WHAT TO PRODUCE -
Images are not part of the copy; write out the rest of the data exactly as given.

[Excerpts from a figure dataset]

=-=-=

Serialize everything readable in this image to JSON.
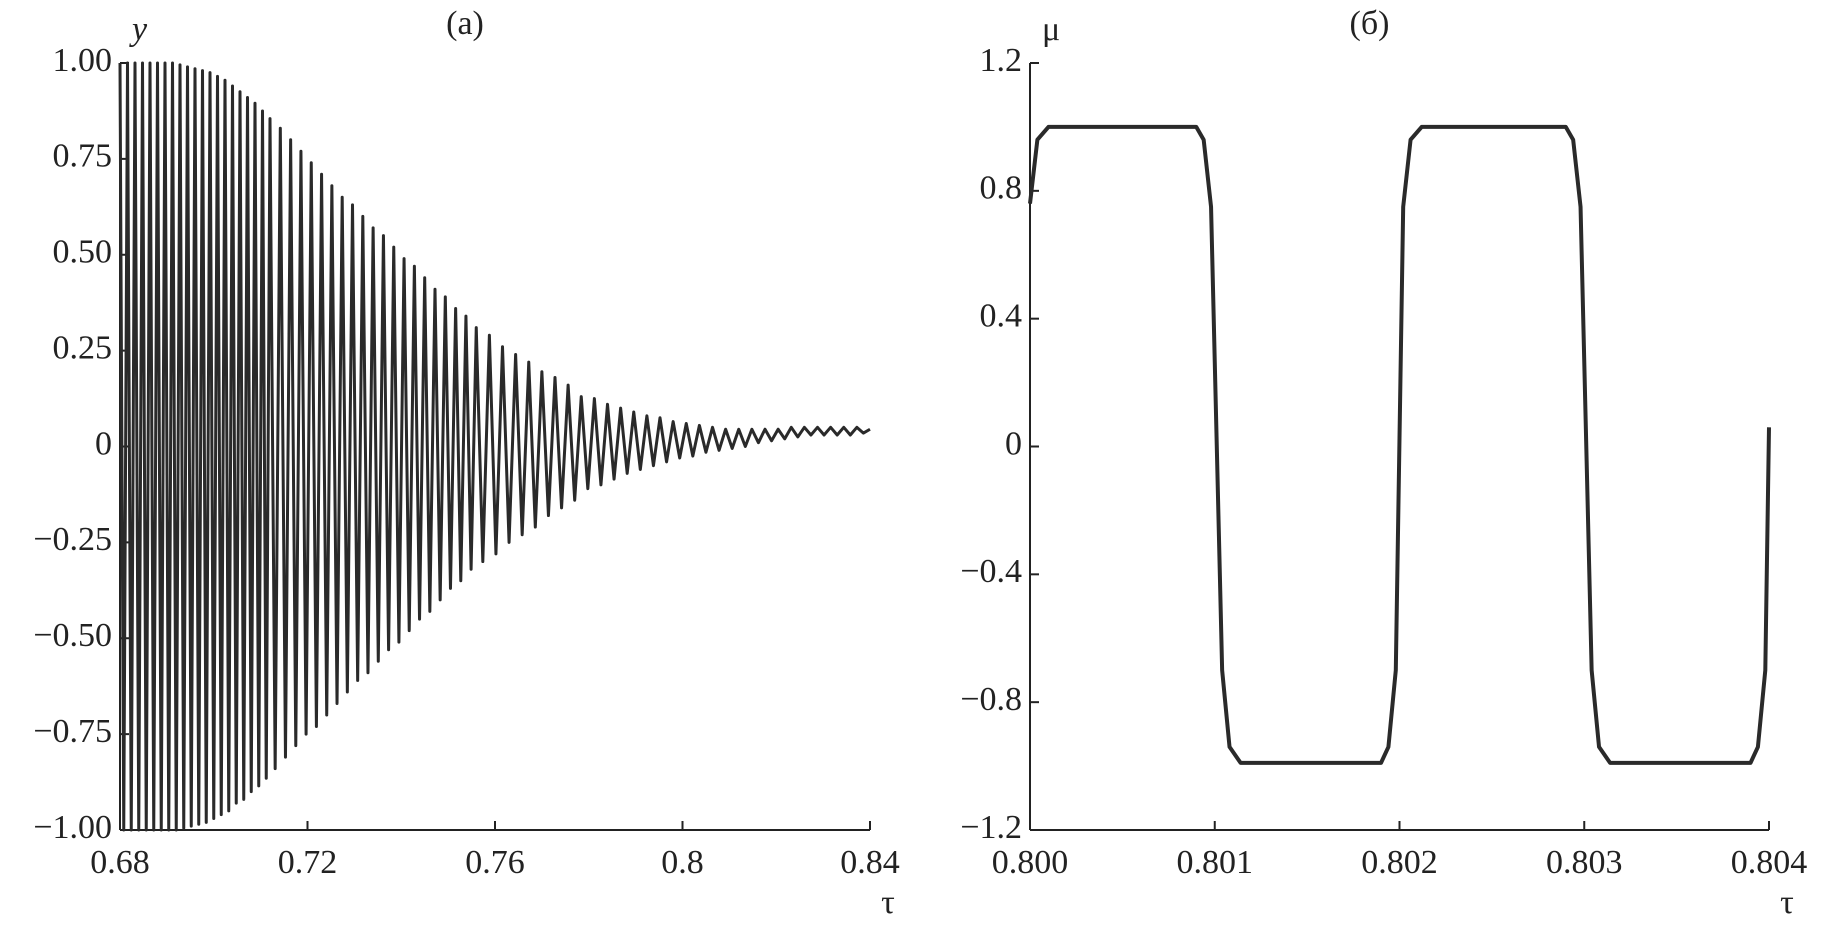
{
  "chart_data": [
    {
      "type": "line",
      "title": "(a)",
      "x_label": "τ",
      "y_label": "y",
      "color": "#2a2a2a",
      "x": [
        0.68,
        0.6808,
        0.6816,
        0.6824,
        0.6832,
        0.684,
        0.6848,
        0.6856,
        0.6864,
        0.6872,
        0.688,
        0.6888,
        0.6896,
        0.6904,
        0.6912,
        0.692,
        0.6928,
        0.6936,
        0.6944,
        0.6952,
        0.696,
        0.6968,
        0.6976,
        0.6984,
        0.6992,
        0.7,
        0.7008,
        0.7016,
        0.7024,
        0.7032,
        0.704,
        0.7048,
        0.7056,
        0.7064,
        0.7072,
        0.708,
        0.7088,
        0.7096,
        0.7104,
        0.7112,
        0.712,
        0.7131,
        0.7142,
        0.7153,
        0.7164,
        0.7175,
        0.7186,
        0.7197,
        0.7208,
        0.7219,
        0.723,
        0.7241,
        0.7252,
        0.7263,
        0.7274,
        0.7285,
        0.7296,
        0.7307,
        0.7318,
        0.7329,
        0.734,
        0.7351,
        0.7362,
        0.7373,
        0.7384,
        0.7395,
        0.7406,
        0.7417,
        0.7428,
        0.7439,
        0.745,
        0.7461,
        0.7472,
        0.7483,
        0.7494,
        0.7505,
        0.7516,
        0.7527,
        0.7538,
        0.7549,
        0.756,
        0.7574,
        0.7588,
        0.7602,
        0.7616,
        0.763,
        0.7644,
        0.7658,
        0.7672,
        0.7686,
        0.77,
        0.7714,
        0.7728,
        0.7742,
        0.7756,
        0.777,
        0.7784,
        0.7798,
        0.7812,
        0.7826,
        0.784,
        0.7854,
        0.7868,
        0.7882,
        0.7896,
        0.791,
        0.7924,
        0.7938,
        0.7952,
        0.7966,
        0.798,
        0.7994,
        0.8008,
        0.8022,
        0.8036,
        0.805,
        0.8064,
        0.8078,
        0.8092,
        0.8106,
        0.812,
        0.8134,
        0.8148,
        0.8162,
        0.8176,
        0.819,
        0.8204,
        0.8218,
        0.8232,
        0.8246,
        0.826,
        0.8274,
        0.8288,
        0.8302,
        0.8316,
        0.833,
        0.8344,
        0.8358,
        0.8372,
        0.8386,
        0.84
      ],
      "values": [
        1,
        -1,
        1,
        -1,
        1,
        -1,
        1,
        -1,
        1,
        -1,
        1,
        -1,
        1,
        -1,
        1,
        -1,
        0.995,
        -0.995,
        0.99,
        -0.99,
        0.985,
        -0.985,
        0.98,
        -0.98,
        0.975,
        -0.97,
        0.965,
        -0.96,
        0.955,
        -0.95,
        0.94,
        -0.93,
        0.925,
        -0.92,
        0.91,
        -0.9,
        0.895,
        -0.885,
        0.875,
        -0.865,
        0.855,
        -0.84,
        0.83,
        -0.81,
        0.8,
        -0.78,
        0.77,
        -0.75,
        0.74,
        -0.73,
        0.71,
        -0.7,
        0.68,
        -0.67,
        0.65,
        -0.64,
        0.63,
        -0.61,
        0.6,
        -0.59,
        0.57,
        -0.56,
        0.55,
        -0.53,
        0.52,
        -0.51,
        0.49,
        -0.48,
        0.47,
        -0.45,
        0.44,
        -0.43,
        0.41,
        -0.4,
        0.39,
        -0.37,
        0.36,
        -0.35,
        0.34,
        -0.32,
        0.31,
        -0.3,
        0.29,
        -0.28,
        0.26,
        -0.25,
        0.24,
        -0.23,
        0.22,
        -0.21,
        0.195,
        -0.18,
        0.18,
        -0.16,
        0.16,
        -0.14,
        0.13,
        -0.11,
        0.125,
        -0.1,
        0.11,
        -0.085,
        0.1,
        -0.07,
        0.09,
        -0.06,
        0.08,
        -0.05,
        0.075,
        -0.04,
        0.065,
        -0.03,
        0.06,
        -0.025,
        0.055,
        -0.015,
        0.05,
        -0.01,
        0.045,
        -0.005,
        0.045,
        0,
        0.045,
        0.01,
        0.045,
        0.015,
        0.045,
        0.02,
        0.05,
        0.025,
        0.05,
        0.03,
        0.05,
        0.03,
        0.05,
        0.03,
        0.05,
        0.03,
        0.05,
        0.035,
        0.045
      ],
      "xlim": [
        0.68,
        0.84
      ],
      "ylim": [
        -1,
        1
      ],
      "xticks": [
        0.68,
        0.72,
        0.76,
        0.8,
        0.84
      ],
      "yticks": [
        {
          "value": 1,
          "label": "1.00"
        },
        {
          "value": 0.75,
          "label": "0.75"
        },
        {
          "value": 0.5,
          "label": "0.50"
        },
        {
          "value": 0.25,
          "label": "0.25"
        },
        0,
        {
          "value": -0.25,
          "label": "−0.25"
        },
        {
          "value": -0.5,
          "label": "−0.50"
        },
        {
          "value": -0.75,
          "label": "−0.75"
        },
        {
          "value": -1,
          "label": "−1.00"
        }
      ]
    },
    {
      "type": "line",
      "title": "(б)",
      "x_label": "τ",
      "y_label": "μ",
      "color": "#2a2a2a",
      "x": [
        0.8,
        0.80004,
        0.8001,
        0.8009,
        0.80094,
        0.80098,
        0.80104,
        0.80108,
        0.80114,
        0.8019,
        0.80194,
        0.80198,
        0.80202,
        0.80206,
        0.80212,
        0.8029,
        0.80294,
        0.80298,
        0.80304,
        0.80308,
        0.80314,
        0.8039,
        0.80394,
        0.80398,
        0.804
      ],
      "values": [
        0.76,
        0.96,
        1,
        1,
        0.96,
        0.75,
        -0.7,
        -0.94,
        -0.99,
        -0.99,
        -0.94,
        -0.7,
        0.75,
        0.96,
        1,
        1,
        0.96,
        0.75,
        -0.7,
        -0.94,
        -0.99,
        -0.99,
        -0.94,
        -0.7,
        0.06
      ],
      "xlim": [
        0.8,
        0.804
      ],
      "ylim": [
        -1.2,
        1.2
      ],
      "xticks": [
        {
          "value": 0.8,
          "label": "0.800"
        },
        {
          "value": 0.801,
          "label": "0.801"
        },
        {
          "value": 0.802,
          "label": "0.802"
        },
        {
          "value": 0.803,
          "label": "0.803"
        },
        {
          "value": 0.804,
          "label": "0.804"
        }
      ],
      "yticks": [
        1.2,
        0.8,
        0.4,
        0,
        {
          "value": -0.4,
          "label": "−0.4"
        },
        {
          "value": -0.8,
          "label": "−0.8"
        },
        {
          "value": -1.2,
          "label": "−1.2"
        }
      ]
    }
  ]
}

=-=-=

EXERCISE ANSWER -
Serialize everything readable in this image to JSON.
{
  "chart_data": [
    {
      "type": "line",
      "title": "(a)",
      "x_label": "τ",
      "y_label": "y",
      "color": "#2a2a2a",
      "x": [
        0.68,
        0.6808,
        0.6816,
        0.6824,
        0.6832,
        0.684,
        0.6848,
        0.6856,
        0.6864,
        0.6872,
        0.688,
        0.6888,
        0.6896,
        0.6904,
        0.6912,
        0.692,
        0.6928,
        0.6936,
        0.6944,
        0.6952,
        0.696,
        0.6968,
        0.6976,
        0.6984,
        0.6992,
        0.7,
        0.7008,
        0.7016,
        0.7024,
        0.7032,
        0.704,
        0.7048,
        0.7056,
        0.7064,
        0.7072,
        0.708,
        0.7088,
        0.7096,
        0.7104,
        0.7112,
        0.712,
        0.7131,
        0.7142,
        0.7153,
        0.7164,
        0.7175,
        0.7186,
        0.7197,
        0.7208,
        0.7219,
        0.723,
        0.7241,
        0.7252,
        0.7263,
        0.7274,
        0.7285,
        0.7296,
        0.7307,
        0.7318,
        0.7329,
        0.734,
        0.7351,
        0.7362,
        0.7373,
        0.7384,
        0.7395,
        0.7406,
        0.7417,
        0.7428,
        0.7439,
        0.745,
        0.7461,
        0.7472,
        0.7483,
        0.7494,
        0.7505,
        0.7516,
        0.7527,
        0.7538,
        0.7549,
        0.756,
        0.7574,
        0.7588,
        0.7602,
        0.7616,
        0.763,
        0.7644,
        0.7658,
        0.7672,
        0.7686,
        0.77,
        0.7714,
        0.7728,
        0.7742,
        0.7756,
        0.777,
        0.7784,
        0.7798,
        0.7812,
        0.7826,
        0.784,
        0.7854,
        0.7868,
        0.7882,
        0.7896,
        0.791,
        0.7924,
        0.7938,
        0.7952,
        0.7966,
        0.798,
        0.7994,
        0.8008,
        0.8022,
        0.8036,
        0.805,
        0.8064,
        0.8078,
        0.8092,
        0.8106,
        0.812,
        0.8134,
        0.8148,
        0.8162,
        0.8176,
        0.819,
        0.8204,
        0.8218,
        0.8232,
        0.8246,
        0.826,
        0.8274,
        0.8288,
        0.8302,
        0.8316,
        0.833,
        0.8344,
        0.8358,
        0.8372,
        0.8386,
        0.84
      ],
      "values": [
        1,
        -1,
        1,
        -1,
        1,
        -1,
        1,
        -1,
        1,
        -1,
        1,
        -1,
        1,
        -1,
        1,
        -1,
        0.995,
        -0.995,
        0.99,
        -0.99,
        0.985,
        -0.985,
        0.98,
        -0.98,
        0.975,
        -0.97,
        0.965,
        -0.96,
        0.955,
        -0.95,
        0.94,
        -0.93,
        0.925,
        -0.92,
        0.91,
        -0.9,
        0.895,
        -0.885,
        0.875,
        -0.865,
        0.855,
        -0.84,
        0.83,
        -0.81,
        0.8,
        -0.78,
        0.77,
        -0.75,
        0.74,
        -0.73,
        0.71,
        -0.7,
        0.68,
        -0.67,
        0.65,
        -0.64,
        0.63,
        -0.61,
        0.6,
        -0.59,
        0.57,
        -0.56,
        0.55,
        -0.53,
        0.52,
        -0.51,
        0.49,
        -0.48,
        0.47,
        -0.45,
        0.44,
        -0.43,
        0.41,
        -0.4,
        0.39,
        -0.37,
        0.36,
        -0.35,
        0.34,
        -0.32,
        0.31,
        -0.3,
        0.29,
        -0.28,
        0.26,
        -0.25,
        0.24,
        -0.23,
        0.22,
        -0.21,
        0.195,
        -0.18,
        0.18,
        -0.16,
        0.16,
        -0.14,
        0.13,
        -0.11,
        0.125,
        -0.1,
        0.11,
        -0.085,
        0.1,
        -0.07,
        0.09,
        -0.06,
        0.08,
        -0.05,
        0.075,
        -0.04,
        0.065,
        -0.03,
        0.06,
        -0.025,
        0.055,
        -0.015,
        0.05,
        -0.01,
        0.045,
        -0.005,
        0.045,
        0,
        0.045,
        0.01,
        0.045,
        0.015,
        0.045,
        0.02,
        0.05,
        0.025,
        0.05,
        0.03,
        0.05,
        0.03,
        0.05,
        0.03,
        0.05,
        0.03,
        0.05,
        0.035,
        0.045
      ],
      "xlim": [
        0.68,
        0.84
      ],
      "ylim": [
        -1,
        1
      ],
      "xticks": [
        0.68,
        0.72,
        0.76,
        0.8,
        0.84
      ],
      "yticks": [
        {
          "value": 1,
          "label": "1.00"
        },
        {
          "value": 0.75,
          "label": "0.75"
        },
        {
          "value": 0.5,
          "label": "0.50"
        },
        {
          "value": 0.25,
          "label": "0.25"
        },
        0,
        {
          "value": -0.25,
          "label": "−0.25"
        },
        {
          "value": -0.5,
          "label": "−0.50"
        },
        {
          "value": -0.75,
          "label": "−0.75"
        },
        {
          "value": -1,
          "label": "−1.00"
        }
      ]
    },
    {
      "type": "line",
      "title": "(б)",
      "x_label": "τ",
      "y_label": "μ",
      "color": "#2a2a2a",
      "x": [
        0.8,
        0.80004,
        0.8001,
        0.8009,
        0.80094,
        0.80098,
        0.80104,
        0.80108,
        0.80114,
        0.8019,
        0.80194,
        0.80198,
        0.80202,
        0.80206,
        0.80212,
        0.8029,
        0.80294,
        0.80298,
        0.80304,
        0.80308,
        0.80314,
        0.8039,
        0.80394,
        0.80398,
        0.804
      ],
      "values": [
        0.76,
        0.96,
        1,
        1,
        0.96,
        0.75,
        -0.7,
        -0.94,
        -0.99,
        -0.99,
        -0.94,
        -0.7,
        0.75,
        0.96,
        1,
        1,
        0.96,
        0.75,
        -0.7,
        -0.94,
        -0.99,
        -0.99,
        -0.94,
        -0.7,
        0.06
      ],
      "xlim": [
        0.8,
        0.804
      ],
      "ylim": [
        -1.2,
        1.2
      ],
      "xticks": [
        {
          "value": 0.8,
          "label": "0.800"
        },
        {
          "value": 0.801,
          "label": "0.801"
        },
        {
          "value": 0.802,
          "label": "0.802"
        },
        {
          "value": 0.803,
          "label": "0.803"
        },
        {
          "value": 0.804,
          "label": "0.804"
        }
      ],
      "yticks": [
        1.2,
        0.8,
        0.4,
        0,
        {
          "value": -0.4,
          "label": "−0.4"
        },
        {
          "value": -0.8,
          "label": "−0.8"
        },
        {
          "value": -1.2,
          "label": "−1.2"
        }
      ]
    }
  ]
}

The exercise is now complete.